Will you print the material below without altering a single character?

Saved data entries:
[BEGIN]

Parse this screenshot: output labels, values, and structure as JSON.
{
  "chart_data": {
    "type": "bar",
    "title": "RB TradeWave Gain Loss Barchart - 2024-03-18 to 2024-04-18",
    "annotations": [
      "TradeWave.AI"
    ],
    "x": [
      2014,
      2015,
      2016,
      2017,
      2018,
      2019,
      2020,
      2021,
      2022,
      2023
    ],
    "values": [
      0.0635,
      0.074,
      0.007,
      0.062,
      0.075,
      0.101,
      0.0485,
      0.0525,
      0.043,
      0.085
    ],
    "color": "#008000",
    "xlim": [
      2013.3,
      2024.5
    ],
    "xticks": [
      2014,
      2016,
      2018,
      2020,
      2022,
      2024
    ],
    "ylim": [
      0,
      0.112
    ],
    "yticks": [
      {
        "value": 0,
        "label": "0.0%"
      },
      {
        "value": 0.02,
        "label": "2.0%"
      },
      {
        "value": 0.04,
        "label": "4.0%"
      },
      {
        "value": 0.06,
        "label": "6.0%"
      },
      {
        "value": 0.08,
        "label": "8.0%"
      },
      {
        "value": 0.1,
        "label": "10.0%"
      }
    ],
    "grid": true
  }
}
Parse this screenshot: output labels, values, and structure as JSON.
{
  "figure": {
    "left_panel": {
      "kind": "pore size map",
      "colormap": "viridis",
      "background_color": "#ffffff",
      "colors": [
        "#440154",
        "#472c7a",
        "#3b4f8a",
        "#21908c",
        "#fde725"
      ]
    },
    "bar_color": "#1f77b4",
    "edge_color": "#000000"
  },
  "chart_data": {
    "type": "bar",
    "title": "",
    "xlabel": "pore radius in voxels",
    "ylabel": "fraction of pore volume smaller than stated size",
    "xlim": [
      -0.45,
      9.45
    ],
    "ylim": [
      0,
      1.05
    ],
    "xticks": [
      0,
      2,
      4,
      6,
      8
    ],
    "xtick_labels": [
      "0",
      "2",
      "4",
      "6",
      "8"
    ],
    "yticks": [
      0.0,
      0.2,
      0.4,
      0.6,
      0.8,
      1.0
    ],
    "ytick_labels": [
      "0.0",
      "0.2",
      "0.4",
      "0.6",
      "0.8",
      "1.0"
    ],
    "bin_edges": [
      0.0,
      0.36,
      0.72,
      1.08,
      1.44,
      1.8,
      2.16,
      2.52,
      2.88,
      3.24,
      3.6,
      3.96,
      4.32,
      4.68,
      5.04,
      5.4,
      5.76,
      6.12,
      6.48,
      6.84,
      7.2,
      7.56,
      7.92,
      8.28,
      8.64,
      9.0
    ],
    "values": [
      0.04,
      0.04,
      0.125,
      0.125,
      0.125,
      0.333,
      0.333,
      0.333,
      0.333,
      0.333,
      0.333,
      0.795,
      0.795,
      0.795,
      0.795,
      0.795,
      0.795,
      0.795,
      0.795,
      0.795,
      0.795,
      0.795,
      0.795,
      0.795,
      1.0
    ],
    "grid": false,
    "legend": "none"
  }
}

[END]

TASK OUTPUT =
Parse this screenshot: output labels, values, and structure as JSON.
{
  "chart_data": {
    "type": "bar",
    "title": "RB TradeWave Gain Loss Barchart - 2024-03-18 to 2024-04-18",
    "annotations": [
      "TradeWave.AI"
    ],
    "x": [
      2014,
      2015,
      2016,
      2017,
      2018,
      2019,
      2020,
      2021,
      2022,
      2023
    ],
    "values": [
      0.0635,
      0.074,
      0.007,
      0.062,
      0.075,
      0.101,
      0.0485,
      0.0525,
      0.043,
      0.085
    ],
    "color": "#008000",
    "xlim": [
      2013.3,
      2024.5
    ],
    "xticks": [
      2014,
      2016,
      2018,
      2020,
      2022,
      2024
    ],
    "ylim": [
      0,
      0.112
    ],
    "yticks": [
      {
        "value": 0,
        "label": "0.0%"
      },
      {
        "value": 0.02,
        "label": "2.0%"
      },
      {
        "value": 0.04,
        "label": "4.0%"
      },
      {
        "value": 0.06,
        "label": "6.0%"
      },
      {
        "value": 0.08,
        "label": "8.0%"
      },
      {
        "value": 0.1,
        "label": "10.0%"
      }
    ],
    "grid": true
  }
}
Parse this screenshot: output labels, values, and structure as JSON.
{
  "figure": {
    "left_panel": {
      "kind": "pore size map",
      "colormap": "viridis",
      "background_color": "#ffffff",
      "colors": [
        "#440154",
        "#472c7a",
        "#3b4f8a",
        "#21908c",
        "#fde725"
      ]
    },
    "bar_color": "#1f77b4",
    "edge_color": "#000000"
  },
  "chart_data": {
    "type": "bar",
    "title": "",
    "xlabel": "pore radius in voxels",
    "ylabel": "fraction of pore volume smaller than stated size",
    "xlim": [
      -0.45,
      9.45
    ],
    "ylim": [
      0,
      1.05
    ],
    "xticks": [
      0,
      2,
      4,
      6,
      8
    ],
    "xtick_labels": [
      "0",
      "2",
      "4",
      "6",
      "8"
    ],
    "yticks": [
      0.0,
      0.2,
      0.4,
      0.6,
      0.8,
      1.0
    ],
    "ytick_labels": [
      "0.0",
      "0.2",
      "0.4",
      "0.6",
      "0.8",
      "1.0"
    ],
    "bin_edges": [
      0.0,
      0.36,
      0.72,
      1.08,
      1.44,
      1.8,
      2.16,
      2.52,
      2.88,
      3.24,
      3.6,
      3.96,
      4.32,
      4.68,
      5.04,
      5.4,
      5.76,
      6.12,
      6.48,
      6.84,
      7.2,
      7.56,
      7.92,
      8.28,
      8.64,
      9.0
    ],
    "values": [
      0.04,
      0.04,
      0.125,
      0.125,
      0.125,
      0.333,
      0.333,
      0.333,
      0.333,
      0.333,
      0.333,
      0.795,
      0.795,
      0.795,
      0.795,
      0.795,
      0.795,
      0.795,
      0.795,
      0.795,
      0.795,
      0.795,
      0.795,
      0.795,
      1.0
    ],
    "grid": false,
    "legend": "none"
  }
}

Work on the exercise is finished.